*** Rows

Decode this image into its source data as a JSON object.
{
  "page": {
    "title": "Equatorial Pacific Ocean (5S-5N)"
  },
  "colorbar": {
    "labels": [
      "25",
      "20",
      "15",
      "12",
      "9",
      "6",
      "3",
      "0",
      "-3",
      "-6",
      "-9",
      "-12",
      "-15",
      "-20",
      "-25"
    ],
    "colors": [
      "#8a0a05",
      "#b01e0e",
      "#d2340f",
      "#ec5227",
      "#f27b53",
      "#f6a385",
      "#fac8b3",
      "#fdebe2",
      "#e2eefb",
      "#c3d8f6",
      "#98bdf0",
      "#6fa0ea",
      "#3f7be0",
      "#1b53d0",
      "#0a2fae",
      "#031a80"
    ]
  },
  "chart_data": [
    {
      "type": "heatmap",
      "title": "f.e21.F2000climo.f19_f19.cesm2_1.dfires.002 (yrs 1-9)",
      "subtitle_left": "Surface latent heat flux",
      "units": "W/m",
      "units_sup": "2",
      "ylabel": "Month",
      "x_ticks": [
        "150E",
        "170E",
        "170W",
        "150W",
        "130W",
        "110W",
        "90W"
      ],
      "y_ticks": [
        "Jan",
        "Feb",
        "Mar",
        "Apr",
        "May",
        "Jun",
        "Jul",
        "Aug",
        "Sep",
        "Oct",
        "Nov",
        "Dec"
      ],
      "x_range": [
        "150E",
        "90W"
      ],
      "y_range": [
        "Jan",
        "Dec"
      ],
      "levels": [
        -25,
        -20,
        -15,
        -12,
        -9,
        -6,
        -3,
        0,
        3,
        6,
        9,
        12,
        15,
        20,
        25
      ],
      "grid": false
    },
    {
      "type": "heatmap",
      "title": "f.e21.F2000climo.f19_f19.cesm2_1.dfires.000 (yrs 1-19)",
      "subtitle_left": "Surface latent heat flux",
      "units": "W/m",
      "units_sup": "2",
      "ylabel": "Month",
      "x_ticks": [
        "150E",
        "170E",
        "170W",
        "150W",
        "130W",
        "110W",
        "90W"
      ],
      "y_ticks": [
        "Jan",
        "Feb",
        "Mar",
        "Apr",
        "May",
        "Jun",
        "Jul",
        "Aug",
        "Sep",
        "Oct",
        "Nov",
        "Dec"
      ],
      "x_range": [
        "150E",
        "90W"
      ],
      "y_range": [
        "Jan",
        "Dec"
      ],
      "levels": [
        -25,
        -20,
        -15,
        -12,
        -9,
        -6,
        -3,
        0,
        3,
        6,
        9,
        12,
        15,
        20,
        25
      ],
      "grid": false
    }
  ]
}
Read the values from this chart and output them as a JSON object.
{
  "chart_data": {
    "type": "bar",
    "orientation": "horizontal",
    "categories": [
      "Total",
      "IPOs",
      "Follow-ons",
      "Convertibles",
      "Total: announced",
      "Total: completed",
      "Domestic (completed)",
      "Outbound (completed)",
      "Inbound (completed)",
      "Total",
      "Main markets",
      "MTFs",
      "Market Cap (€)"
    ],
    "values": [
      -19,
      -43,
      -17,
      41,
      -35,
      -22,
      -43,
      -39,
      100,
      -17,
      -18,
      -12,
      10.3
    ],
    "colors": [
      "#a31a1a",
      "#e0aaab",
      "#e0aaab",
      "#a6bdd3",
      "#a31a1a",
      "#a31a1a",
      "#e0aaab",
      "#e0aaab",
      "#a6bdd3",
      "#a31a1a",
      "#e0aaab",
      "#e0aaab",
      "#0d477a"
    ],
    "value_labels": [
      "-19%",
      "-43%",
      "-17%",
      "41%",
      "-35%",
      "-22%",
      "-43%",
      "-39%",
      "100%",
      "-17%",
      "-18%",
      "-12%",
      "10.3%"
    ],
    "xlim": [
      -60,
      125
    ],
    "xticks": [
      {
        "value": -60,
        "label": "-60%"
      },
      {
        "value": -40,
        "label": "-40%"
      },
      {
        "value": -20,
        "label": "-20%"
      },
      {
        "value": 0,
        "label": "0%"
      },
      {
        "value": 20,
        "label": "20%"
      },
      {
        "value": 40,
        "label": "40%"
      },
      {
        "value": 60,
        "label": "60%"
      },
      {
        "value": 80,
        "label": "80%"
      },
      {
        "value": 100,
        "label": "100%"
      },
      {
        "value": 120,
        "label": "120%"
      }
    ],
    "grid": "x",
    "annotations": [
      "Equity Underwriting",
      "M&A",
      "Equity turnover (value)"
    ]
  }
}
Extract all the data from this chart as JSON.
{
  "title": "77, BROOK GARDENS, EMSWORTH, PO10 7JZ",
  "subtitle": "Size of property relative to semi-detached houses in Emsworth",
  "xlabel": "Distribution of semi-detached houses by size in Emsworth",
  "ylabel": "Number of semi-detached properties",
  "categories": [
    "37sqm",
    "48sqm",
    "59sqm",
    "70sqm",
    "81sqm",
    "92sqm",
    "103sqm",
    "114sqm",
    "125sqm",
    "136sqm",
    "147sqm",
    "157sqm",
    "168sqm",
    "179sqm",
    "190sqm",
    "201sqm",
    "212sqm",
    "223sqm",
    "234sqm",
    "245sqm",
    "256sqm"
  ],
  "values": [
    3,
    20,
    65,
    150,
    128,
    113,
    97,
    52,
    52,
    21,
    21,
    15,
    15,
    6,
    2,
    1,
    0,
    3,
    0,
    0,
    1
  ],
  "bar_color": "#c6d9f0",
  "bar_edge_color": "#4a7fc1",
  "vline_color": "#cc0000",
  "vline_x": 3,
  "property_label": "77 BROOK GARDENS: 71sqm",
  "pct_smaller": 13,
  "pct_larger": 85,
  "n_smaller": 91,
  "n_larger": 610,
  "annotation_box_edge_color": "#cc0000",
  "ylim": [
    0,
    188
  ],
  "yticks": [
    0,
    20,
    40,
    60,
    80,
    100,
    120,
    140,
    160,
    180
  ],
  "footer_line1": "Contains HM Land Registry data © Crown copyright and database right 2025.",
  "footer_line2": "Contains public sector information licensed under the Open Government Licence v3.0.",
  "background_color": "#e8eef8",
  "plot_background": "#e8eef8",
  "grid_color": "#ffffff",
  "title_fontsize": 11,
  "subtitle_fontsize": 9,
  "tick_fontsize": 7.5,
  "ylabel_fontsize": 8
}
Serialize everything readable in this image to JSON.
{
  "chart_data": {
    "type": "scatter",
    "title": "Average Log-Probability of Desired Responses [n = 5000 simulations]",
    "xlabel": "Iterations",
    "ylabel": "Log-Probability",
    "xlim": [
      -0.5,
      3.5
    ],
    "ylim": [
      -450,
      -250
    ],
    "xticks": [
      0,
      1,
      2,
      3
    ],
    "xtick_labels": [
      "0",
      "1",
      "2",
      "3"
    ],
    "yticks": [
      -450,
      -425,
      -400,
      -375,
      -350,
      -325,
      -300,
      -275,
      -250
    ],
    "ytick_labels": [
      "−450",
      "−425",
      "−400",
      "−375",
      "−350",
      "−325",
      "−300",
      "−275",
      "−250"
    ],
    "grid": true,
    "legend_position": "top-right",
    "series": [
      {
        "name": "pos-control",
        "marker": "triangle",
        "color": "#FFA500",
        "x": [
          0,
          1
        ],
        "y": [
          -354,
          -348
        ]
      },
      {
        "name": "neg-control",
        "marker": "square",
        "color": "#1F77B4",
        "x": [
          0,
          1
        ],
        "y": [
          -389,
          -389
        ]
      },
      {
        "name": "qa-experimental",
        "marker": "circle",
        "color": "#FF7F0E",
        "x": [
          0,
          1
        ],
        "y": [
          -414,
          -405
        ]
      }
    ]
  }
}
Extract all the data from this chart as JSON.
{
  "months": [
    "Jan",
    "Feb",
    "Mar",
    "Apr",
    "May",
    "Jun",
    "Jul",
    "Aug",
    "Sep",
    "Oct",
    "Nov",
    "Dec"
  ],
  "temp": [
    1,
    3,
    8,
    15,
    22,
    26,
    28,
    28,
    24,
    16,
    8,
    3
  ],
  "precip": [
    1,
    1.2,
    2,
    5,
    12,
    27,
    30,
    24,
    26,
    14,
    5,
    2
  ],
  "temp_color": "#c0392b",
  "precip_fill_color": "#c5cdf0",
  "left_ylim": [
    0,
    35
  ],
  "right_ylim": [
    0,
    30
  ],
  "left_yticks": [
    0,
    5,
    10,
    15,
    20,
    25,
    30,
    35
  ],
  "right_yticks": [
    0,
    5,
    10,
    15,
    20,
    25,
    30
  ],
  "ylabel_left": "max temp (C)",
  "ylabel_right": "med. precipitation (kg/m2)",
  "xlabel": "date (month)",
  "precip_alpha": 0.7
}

******

**Task details**
Take every line from the data above that holds "type" and copy it out.

**Full answer**
      "type": "heatmap",
      "type": "heatmap",
    "type": "bar",
    "type": "scatter",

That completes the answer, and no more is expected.